— Start —

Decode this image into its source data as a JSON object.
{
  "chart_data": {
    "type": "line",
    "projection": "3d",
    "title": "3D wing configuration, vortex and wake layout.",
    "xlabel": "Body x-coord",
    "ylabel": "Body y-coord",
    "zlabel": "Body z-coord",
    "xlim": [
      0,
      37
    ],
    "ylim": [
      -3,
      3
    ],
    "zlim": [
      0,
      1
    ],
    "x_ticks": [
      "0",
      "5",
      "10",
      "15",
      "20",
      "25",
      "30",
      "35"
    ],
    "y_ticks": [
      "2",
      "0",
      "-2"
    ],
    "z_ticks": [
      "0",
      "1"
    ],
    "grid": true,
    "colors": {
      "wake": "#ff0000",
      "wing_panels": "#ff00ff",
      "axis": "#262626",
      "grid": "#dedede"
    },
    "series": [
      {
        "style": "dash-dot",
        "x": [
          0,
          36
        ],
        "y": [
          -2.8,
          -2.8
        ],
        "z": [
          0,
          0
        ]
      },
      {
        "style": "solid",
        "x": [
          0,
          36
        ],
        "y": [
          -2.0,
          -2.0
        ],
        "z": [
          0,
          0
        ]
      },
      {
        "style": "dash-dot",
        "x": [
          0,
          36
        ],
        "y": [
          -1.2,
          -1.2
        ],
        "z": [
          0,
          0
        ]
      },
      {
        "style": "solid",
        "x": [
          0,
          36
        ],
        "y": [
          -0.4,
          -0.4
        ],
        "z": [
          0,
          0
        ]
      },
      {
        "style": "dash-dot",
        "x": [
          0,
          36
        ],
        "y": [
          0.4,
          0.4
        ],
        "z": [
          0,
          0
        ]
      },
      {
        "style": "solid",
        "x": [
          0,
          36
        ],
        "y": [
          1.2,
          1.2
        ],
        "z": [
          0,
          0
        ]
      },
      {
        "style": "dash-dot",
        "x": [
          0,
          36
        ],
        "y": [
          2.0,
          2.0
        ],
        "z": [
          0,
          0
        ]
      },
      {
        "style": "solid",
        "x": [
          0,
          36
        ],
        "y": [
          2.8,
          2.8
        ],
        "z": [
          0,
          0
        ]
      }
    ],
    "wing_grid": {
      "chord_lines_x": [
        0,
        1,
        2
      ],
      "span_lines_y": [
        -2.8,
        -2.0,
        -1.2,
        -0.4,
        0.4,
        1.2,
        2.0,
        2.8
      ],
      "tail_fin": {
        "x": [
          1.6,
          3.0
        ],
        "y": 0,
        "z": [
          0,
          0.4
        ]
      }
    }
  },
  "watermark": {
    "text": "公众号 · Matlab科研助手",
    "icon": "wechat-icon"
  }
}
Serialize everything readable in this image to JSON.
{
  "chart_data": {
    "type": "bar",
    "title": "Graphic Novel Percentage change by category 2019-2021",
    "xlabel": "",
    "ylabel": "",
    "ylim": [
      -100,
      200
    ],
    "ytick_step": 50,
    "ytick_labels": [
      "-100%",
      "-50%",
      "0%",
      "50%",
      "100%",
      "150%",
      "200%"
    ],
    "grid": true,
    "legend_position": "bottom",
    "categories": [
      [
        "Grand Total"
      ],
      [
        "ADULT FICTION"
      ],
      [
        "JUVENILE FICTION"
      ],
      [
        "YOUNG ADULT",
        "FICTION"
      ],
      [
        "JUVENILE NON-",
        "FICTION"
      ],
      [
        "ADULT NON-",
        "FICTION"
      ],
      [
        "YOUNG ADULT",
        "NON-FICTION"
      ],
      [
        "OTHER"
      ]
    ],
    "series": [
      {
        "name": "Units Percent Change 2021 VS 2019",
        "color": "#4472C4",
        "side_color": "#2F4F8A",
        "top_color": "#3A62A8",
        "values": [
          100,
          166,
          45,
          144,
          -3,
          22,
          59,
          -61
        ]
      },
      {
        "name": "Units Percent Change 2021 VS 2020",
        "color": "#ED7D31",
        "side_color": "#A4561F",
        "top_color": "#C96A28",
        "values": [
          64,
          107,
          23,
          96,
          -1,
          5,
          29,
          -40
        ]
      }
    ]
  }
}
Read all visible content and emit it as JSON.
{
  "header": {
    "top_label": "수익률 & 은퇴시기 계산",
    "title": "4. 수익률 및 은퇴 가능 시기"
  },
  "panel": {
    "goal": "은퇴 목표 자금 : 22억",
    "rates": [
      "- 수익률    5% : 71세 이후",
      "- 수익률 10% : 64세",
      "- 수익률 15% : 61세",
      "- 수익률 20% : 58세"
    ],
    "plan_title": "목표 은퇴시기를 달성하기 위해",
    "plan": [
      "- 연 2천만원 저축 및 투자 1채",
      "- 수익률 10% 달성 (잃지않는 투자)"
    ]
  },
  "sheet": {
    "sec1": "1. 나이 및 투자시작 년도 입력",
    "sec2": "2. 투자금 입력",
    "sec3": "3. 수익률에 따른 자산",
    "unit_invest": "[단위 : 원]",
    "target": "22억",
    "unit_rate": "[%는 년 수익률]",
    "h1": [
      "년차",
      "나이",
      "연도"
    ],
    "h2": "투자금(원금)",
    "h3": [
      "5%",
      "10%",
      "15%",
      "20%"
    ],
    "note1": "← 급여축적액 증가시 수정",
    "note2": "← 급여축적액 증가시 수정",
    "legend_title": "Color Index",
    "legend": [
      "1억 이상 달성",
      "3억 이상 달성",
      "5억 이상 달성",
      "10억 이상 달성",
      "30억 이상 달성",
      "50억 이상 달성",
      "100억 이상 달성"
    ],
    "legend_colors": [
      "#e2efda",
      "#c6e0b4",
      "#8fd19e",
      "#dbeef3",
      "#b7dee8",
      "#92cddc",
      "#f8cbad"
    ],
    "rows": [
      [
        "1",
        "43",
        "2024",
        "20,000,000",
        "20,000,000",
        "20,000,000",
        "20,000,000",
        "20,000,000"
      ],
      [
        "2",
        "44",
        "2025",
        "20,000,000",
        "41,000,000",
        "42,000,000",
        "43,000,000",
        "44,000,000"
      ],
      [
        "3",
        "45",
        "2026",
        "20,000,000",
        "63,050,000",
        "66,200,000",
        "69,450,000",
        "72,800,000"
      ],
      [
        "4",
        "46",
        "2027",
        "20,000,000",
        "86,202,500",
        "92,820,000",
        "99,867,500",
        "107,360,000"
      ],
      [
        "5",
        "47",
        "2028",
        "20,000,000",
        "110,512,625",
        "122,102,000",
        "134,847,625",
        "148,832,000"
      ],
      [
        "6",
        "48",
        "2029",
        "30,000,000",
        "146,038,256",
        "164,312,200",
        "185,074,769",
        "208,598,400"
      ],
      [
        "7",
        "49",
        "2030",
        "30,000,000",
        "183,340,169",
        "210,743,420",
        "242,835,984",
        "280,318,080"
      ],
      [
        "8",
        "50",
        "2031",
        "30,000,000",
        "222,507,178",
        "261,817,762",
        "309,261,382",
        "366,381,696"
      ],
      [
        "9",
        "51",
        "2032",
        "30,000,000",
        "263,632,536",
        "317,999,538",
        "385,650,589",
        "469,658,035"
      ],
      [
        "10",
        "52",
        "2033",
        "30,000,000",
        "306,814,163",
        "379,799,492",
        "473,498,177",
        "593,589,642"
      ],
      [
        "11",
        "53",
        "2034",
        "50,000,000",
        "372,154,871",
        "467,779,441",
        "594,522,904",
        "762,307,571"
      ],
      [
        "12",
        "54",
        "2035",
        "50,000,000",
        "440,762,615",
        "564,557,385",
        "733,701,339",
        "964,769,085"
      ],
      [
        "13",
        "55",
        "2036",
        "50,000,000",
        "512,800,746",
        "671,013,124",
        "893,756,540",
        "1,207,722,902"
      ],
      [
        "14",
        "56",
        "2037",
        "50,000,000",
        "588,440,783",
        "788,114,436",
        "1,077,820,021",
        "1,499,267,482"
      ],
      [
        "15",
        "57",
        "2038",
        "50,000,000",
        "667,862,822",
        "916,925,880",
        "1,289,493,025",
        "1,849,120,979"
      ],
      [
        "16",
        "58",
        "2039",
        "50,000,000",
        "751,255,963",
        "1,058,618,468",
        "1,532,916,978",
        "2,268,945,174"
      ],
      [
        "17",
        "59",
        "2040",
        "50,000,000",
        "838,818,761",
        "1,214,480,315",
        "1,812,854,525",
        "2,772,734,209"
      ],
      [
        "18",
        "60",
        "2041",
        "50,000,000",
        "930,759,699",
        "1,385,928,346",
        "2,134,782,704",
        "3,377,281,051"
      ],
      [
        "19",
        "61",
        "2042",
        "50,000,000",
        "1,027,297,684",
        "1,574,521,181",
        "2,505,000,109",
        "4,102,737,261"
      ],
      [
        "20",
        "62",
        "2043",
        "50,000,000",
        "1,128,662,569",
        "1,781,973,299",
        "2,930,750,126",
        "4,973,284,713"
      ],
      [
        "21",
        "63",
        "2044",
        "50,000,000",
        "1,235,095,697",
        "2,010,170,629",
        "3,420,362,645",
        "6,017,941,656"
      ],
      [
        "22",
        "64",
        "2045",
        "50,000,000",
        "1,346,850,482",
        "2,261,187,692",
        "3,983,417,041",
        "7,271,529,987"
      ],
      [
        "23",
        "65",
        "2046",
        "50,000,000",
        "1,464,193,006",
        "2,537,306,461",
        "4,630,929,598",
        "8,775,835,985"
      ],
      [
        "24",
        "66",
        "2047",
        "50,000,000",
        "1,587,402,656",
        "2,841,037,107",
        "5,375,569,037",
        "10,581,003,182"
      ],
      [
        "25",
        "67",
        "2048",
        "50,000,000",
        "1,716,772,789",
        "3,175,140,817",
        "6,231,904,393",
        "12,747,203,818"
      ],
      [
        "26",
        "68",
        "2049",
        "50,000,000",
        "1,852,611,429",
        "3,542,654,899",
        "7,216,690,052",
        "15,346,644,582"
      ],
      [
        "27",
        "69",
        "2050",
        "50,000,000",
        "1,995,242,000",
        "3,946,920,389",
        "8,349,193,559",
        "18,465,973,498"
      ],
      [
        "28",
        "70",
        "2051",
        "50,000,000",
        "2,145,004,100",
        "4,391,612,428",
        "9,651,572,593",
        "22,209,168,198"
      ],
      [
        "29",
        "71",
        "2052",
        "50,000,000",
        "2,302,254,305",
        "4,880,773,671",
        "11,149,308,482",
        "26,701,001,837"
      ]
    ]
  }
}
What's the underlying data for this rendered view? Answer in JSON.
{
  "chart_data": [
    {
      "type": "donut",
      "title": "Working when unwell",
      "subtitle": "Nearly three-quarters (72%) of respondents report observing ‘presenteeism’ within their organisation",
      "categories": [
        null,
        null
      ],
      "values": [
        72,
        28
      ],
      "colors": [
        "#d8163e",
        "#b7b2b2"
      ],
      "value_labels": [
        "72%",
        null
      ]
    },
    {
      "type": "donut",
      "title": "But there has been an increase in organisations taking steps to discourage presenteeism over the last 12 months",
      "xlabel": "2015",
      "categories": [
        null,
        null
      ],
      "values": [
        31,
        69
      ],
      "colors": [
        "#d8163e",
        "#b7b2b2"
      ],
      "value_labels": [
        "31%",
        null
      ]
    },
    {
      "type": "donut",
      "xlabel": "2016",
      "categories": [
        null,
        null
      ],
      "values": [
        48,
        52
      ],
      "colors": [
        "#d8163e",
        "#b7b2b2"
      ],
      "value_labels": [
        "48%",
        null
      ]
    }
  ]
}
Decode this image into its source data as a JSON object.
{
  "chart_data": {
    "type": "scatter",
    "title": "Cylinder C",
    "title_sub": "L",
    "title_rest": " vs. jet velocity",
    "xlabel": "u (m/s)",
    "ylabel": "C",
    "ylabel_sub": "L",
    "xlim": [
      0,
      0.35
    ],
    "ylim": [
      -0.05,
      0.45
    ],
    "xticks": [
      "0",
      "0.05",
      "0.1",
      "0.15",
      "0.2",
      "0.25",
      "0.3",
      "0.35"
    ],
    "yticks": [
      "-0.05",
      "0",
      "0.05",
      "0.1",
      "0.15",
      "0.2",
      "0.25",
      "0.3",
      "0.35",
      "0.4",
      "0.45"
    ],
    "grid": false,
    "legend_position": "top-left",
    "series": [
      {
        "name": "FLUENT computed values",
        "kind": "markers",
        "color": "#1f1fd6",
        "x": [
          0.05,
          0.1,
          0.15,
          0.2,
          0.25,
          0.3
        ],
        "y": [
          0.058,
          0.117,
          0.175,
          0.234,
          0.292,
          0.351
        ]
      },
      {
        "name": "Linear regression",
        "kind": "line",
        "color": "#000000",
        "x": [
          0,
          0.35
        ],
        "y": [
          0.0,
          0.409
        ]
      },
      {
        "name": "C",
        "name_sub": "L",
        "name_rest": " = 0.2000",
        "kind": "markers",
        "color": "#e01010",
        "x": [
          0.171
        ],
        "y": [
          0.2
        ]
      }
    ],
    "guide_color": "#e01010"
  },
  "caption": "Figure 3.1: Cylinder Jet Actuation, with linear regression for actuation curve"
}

— End —

→ **Set exercise**
From the listing, copy each line containing the word "Cylinder".

→ **Reply**
    "title": "Cylinder C",
  "caption": "Figure 3.1: Cylinder Jet Actuation, with linear regression for actuation curve"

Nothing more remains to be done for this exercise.